◆ Task statement: Only lines with the word "title" are needed; collect each of them from the listing below.
.....
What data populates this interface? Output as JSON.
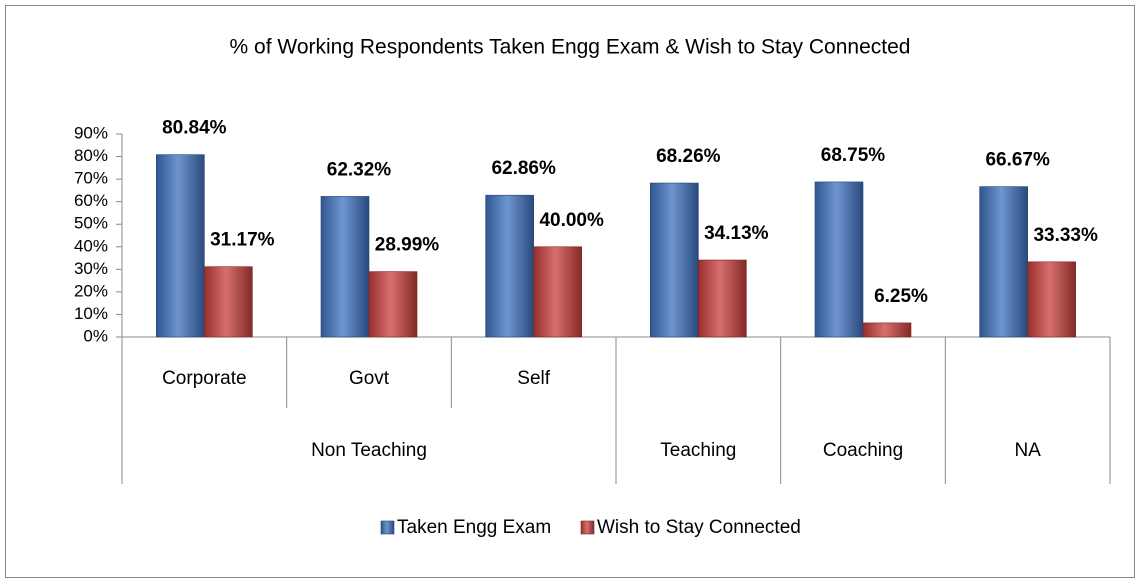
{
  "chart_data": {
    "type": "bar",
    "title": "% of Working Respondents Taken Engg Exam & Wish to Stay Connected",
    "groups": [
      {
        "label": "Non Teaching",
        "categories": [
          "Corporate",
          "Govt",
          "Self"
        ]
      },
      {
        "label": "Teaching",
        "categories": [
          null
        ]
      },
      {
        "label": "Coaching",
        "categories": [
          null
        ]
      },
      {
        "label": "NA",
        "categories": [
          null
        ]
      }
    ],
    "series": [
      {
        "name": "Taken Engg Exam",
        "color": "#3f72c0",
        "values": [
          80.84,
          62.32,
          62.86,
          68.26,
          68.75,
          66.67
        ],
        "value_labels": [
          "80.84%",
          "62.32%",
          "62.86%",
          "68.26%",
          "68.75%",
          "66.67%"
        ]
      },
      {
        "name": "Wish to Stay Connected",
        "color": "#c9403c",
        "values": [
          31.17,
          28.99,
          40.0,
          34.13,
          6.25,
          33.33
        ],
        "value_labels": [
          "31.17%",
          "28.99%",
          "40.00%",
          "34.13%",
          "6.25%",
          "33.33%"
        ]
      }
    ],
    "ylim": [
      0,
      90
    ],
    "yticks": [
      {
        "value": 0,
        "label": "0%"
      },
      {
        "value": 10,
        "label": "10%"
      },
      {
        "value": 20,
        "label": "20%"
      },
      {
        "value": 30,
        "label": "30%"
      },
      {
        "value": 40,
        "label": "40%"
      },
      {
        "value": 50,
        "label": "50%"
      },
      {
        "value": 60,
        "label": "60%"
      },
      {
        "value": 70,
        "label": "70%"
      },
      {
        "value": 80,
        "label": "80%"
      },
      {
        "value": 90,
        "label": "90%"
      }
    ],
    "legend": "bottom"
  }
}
.....
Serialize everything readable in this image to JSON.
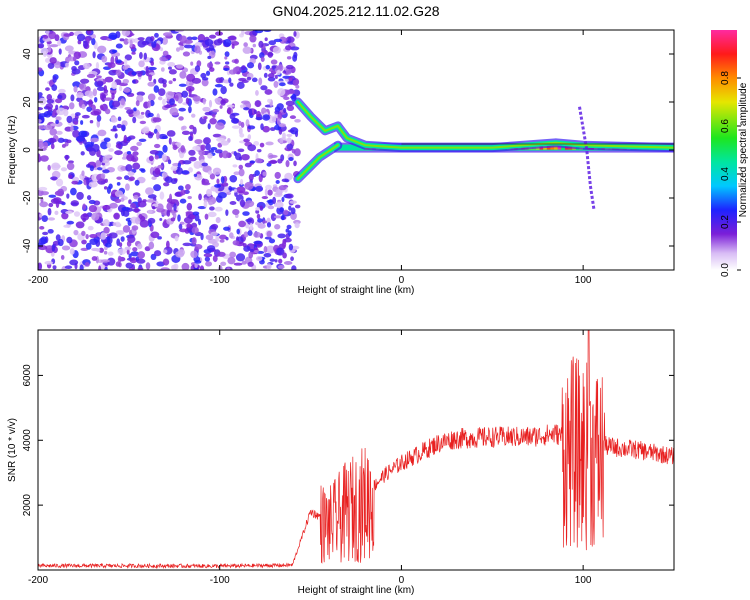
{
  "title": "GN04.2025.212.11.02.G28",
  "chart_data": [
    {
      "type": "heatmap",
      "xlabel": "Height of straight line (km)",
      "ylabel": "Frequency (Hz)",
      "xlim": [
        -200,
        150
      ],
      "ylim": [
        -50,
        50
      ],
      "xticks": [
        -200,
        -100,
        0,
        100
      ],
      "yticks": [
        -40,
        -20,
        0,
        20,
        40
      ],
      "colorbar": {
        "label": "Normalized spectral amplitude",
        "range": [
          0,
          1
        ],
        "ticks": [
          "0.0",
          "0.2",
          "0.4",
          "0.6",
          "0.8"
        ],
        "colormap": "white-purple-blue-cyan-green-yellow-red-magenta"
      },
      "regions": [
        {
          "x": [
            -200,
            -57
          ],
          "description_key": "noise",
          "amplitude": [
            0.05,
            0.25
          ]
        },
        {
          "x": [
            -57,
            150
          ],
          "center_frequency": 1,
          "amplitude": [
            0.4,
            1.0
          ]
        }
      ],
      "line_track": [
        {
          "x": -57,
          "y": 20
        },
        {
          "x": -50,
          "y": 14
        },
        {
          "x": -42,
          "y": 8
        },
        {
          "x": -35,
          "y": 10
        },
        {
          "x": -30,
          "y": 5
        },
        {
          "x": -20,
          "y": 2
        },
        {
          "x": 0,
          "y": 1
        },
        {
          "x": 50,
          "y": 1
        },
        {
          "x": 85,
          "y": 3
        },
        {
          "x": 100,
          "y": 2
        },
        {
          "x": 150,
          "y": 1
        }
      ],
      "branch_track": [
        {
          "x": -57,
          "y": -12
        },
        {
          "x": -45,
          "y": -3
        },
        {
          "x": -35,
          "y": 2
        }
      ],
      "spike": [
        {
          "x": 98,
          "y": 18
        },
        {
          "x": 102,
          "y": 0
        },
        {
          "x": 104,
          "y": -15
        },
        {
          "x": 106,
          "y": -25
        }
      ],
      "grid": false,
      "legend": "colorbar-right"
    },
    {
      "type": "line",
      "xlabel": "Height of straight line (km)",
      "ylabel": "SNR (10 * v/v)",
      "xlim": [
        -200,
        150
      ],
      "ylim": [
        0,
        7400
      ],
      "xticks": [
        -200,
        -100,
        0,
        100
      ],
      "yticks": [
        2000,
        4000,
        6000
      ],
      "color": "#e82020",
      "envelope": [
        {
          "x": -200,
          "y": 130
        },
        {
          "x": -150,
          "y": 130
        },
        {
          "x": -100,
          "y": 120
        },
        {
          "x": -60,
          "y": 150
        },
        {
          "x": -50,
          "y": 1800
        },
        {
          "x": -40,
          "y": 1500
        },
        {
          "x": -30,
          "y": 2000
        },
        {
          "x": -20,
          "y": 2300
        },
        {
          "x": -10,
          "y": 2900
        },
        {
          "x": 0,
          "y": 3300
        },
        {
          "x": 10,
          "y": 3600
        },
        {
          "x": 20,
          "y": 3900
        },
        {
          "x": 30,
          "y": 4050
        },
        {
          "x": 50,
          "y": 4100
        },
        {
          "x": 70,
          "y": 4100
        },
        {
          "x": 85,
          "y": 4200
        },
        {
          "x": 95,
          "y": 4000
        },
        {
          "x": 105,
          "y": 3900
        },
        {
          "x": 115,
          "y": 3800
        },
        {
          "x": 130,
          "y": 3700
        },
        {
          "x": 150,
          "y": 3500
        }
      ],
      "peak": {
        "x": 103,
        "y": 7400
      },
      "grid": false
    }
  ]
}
.....
◆ Exercise response:
    "title": "% of Working Respondents Taken Engg Exam & Wish to Stay Connected",
  "title": "GN04.2025.212.11.02.G28",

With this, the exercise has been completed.